■ **Your task**:
All lines in the data bearing the string "xlabel" should be identified and copied.

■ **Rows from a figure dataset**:
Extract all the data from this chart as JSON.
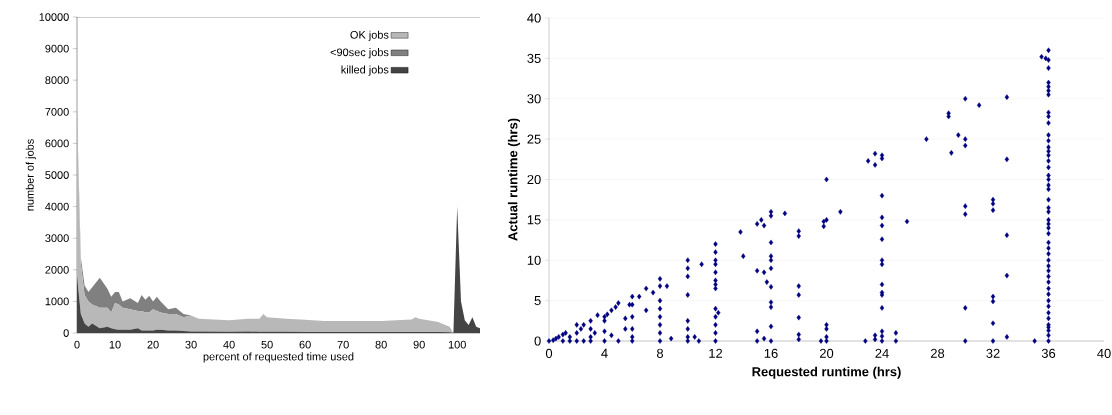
{
  "chart_data": [
    {
      "type": "area",
      "stacked": true,
      "xlabel": "percent of requested time used",
      "ylabel": "number of jobs",
      "legend": "top right",
      "xlim": [
        0,
        106
      ],
      "ylim": [
        0,
        10000
      ],
      "xticks": [
        0,
        10,
        20,
        30,
        40,
        50,
        60,
        70,
        80,
        90,
        100
      ],
      "yticks": [
        0,
        1000,
        2000,
        3000,
        4000,
        5000,
        6000,
        7000,
        8000,
        9000,
        10000
      ],
      "x": [
        0,
        1,
        2,
        3,
        4,
        6,
        8,
        9,
        10,
        11,
        12,
        14,
        16,
        17,
        18,
        19,
        20,
        21,
        22,
        24,
        26,
        28,
        30,
        32,
        40,
        45,
        48,
        49,
        50,
        55,
        60,
        65,
        70,
        80,
        88,
        89,
        90,
        95,
        98,
        99,
        100,
        101,
        102,
        103,
        104,
        105,
        106
      ],
      "series": [
        {
          "name": "killed jobs",
          "color": "#444444",
          "values": [
            1800,
            600,
            300,
            200,
            300,
            150,
            200,
            150,
            120,
            100,
            100,
            100,
            150,
            80,
            80,
            80,
            80,
            100,
            100,
            80,
            80,
            60,
            50,
            50,
            40,
            50,
            40,
            40,
            40,
            40,
            30,
            30,
            30,
            30,
            30,
            30,
            30,
            30,
            20,
            0,
            4000,
            1000,
            400,
            250,
            500,
            200,
            150
          ]
        },
        {
          "name": "OK jobs",
          "color": "#b8b8b8",
          "values": [
            5000,
            1600,
            900,
            800,
            600,
            650,
            600,
            500,
            830,
            800,
            700,
            650,
            550,
            620,
            570,
            570,
            670,
            600,
            550,
            520,
            520,
            440,
            500,
            400,
            360,
            400,
            410,
            560,
            460,
            410,
            390,
            350,
            350,
            350,
            400,
            470,
            420,
            320,
            180,
            0,
            0,
            0,
            0,
            0,
            0,
            0,
            0
          ]
        },
        {
          "name": "<90sec jobs",
          "color": "#808080",
          "values": [
            200,
            200,
            300,
            300,
            550,
            950,
            600,
            500,
            350,
            400,
            200,
            350,
            250,
            500,
            400,
            530,
            250,
            450,
            350,
            150,
            200,
            100,
            0,
            0,
            0,
            0,
            0,
            0,
            0,
            0,
            0,
            0,
            0,
            0,
            0,
            0,
            0,
            0,
            0,
            0,
            0,
            0,
            0,
            0,
            0,
            0,
            0
          ]
        }
      ]
    },
    {
      "type": "scatter",
      "xlabel": "Requested runtime (hrs)",
      "ylabel": "Actual runtime (hrs)",
      "marker": "diamond",
      "color": "#000080",
      "grid": "y",
      "xlim": [
        0,
        40
      ],
      "ylim": [
        0,
        40
      ],
      "xticks": [
        0,
        4,
        8,
        12,
        16,
        20,
        24,
        28,
        32,
        36,
        40
      ],
      "yticks": [
        0,
        5,
        10,
        15,
        20,
        25,
        30,
        35,
        40
      ],
      "x": [
        0,
        0.3,
        0.5,
        0.7,
        1,
        1,
        1.2,
        1.5,
        1.5,
        2,
        2,
        2,
        2.3,
        2.5,
        2.5,
        3,
        3,
        3,
        3,
        3.5,
        3.3,
        4,
        4,
        4,
        4,
        4.2,
        4.5,
        4.5,
        4.8,
        5,
        5,
        5.5,
        5.5,
        5.8,
        6,
        6,
        6,
        6,
        6,
        6,
        6.5,
        7,
        7,
        7.5,
        8,
        8,
        8,
        8,
        8,
        8,
        8,
        8,
        8.5,
        8.8,
        10,
        10,
        10,
        10,
        10,
        10,
        10,
        10,
        10.5,
        10.8,
        11,
        12,
        12,
        12,
        12,
        12,
        12,
        12,
        12,
        12,
        12,
        12,
        12,
        12,
        12.2,
        13.8,
        14,
        15,
        15.3,
        15.5,
        15,
        15,
        15,
        15.5,
        15.5,
        15.7,
        16,
        16,
        16,
        16,
        16,
        16,
        16,
        16,
        16,
        16,
        16,
        17,
        18,
        18,
        18,
        18,
        18,
        18,
        18,
        19.8,
        19.8,
        20,
        20,
        20,
        20,
        20,
        20,
        19.6,
        21,
        22.8,
        23,
        23.5,
        23.5,
        24,
        24,
        24,
        24,
        24,
        24,
        24,
        24,
        24,
        24,
        24,
        24,
        24,
        24,
        24,
        23.5,
        23.5,
        25,
        25,
        25.8,
        27.2,
        28.8,
        28.8,
        29,
        29.5,
        30,
        30,
        30,
        30,
        30,
        30,
        30,
        31,
        32,
        32,
        32,
        32,
        32,
        32,
        32,
        33,
        33,
        33,
        33,
        33,
        35,
        35.5,
        35.8,
        36,
        36,
        36,
        36,
        36,
        36,
        36,
        36,
        36,
        36,
        36,
        36,
        36,
        36,
        36,
        36,
        36,
        36,
        36,
        36,
        36,
        36,
        36,
        36,
        36,
        36,
        36,
        36,
        36,
        36,
        36,
        36,
        36,
        36,
        36,
        36,
        36,
        36,
        36,
        36,
        36,
        36,
        36,
        36,
        36,
        36,
        36
      ],
      "values": [
        0,
        0.1,
        0.3,
        0.5,
        0.8,
        0,
        1,
        0.5,
        0,
        2,
        1,
        0,
        1.5,
        2,
        0,
        2.5,
        1.5,
        0.5,
        0,
        3.2,
        1,
        3,
        2.5,
        1.2,
        0,
        3.3,
        3.8,
        0.7,
        4.2,
        4.7,
        0,
        2.8,
        1.5,
        4.5,
        5.5,
        4.5,
        3,
        1.5,
        0.5,
        0,
        5.5,
        6.5,
        3.8,
        6,
        7.7,
        6.8,
        5,
        4,
        3,
        2,
        1,
        0,
        6.8,
        0.3,
        10,
        9,
        8,
        5.7,
        2.5,
        1.5,
        0.5,
        0,
        0.5,
        0,
        9.5,
        12,
        11,
        10,
        9.5,
        8.5,
        7.5,
        7,
        6.5,
        4,
        3,
        2,
        1,
        0,
        3.5,
        13.5,
        10.5,
        14.5,
        15,
        14.3,
        8.7,
        1.2,
        0,
        8.5,
        0.3,
        7.3,
        16,
        15.5,
        12.2,
        10.5,
        10,
        9,
        6.7,
        4.8,
        4.2,
        1.8,
        0,
        15.8,
        13.6,
        13,
        6.8,
        5.7,
        2.9,
        0.8,
        0.2,
        14.8,
        14.2,
        20,
        15,
        2,
        1.5,
        0.5,
        0,
        0,
        16,
        0,
        22.3,
        21.8,
        23.2,
        23,
        22.6,
        18,
        15.3,
        14.3,
        12.6,
        10,
        9.5,
        7,
        6,
        5.7,
        4.1,
        1.2,
        0.6,
        0,
        0.7,
        0.2,
        1,
        0,
        14.8,
        25,
        28.2,
        27.8,
        23.3,
        25.5,
        30,
        25,
        24.2,
        16.7,
        15.7,
        4.1,
        0,
        29.2,
        17.5,
        17,
        16.2,
        5.5,
        4.9,
        2.2,
        0,
        30.2,
        22.5,
        13.1,
        8.1,
        0.5,
        0,
        35.2,
        35,
        36,
        34.8,
        33.8,
        32,
        31.5,
        31,
        30.5,
        28.3,
        27.8,
        27,
        25.5,
        24.8,
        24,
        23.5,
        23,
        22.3,
        21.5,
        20.5,
        20,
        19.3,
        18.8,
        17.5,
        16.5,
        16,
        15,
        14.5,
        14,
        13.3,
        12.2,
        11.5,
        10.8,
        10,
        9.3,
        8.7,
        8,
        7.3,
        6.5,
        5.8,
        5,
        4.3,
        3.5,
        2.8,
        2,
        1.3,
        0.7,
        0,
        1.7
      ]
    }
  ]
}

■ **Reply**:
      "xlabel": "percent of requested time used",
      "xlabel": "Requested runtime (hrs)",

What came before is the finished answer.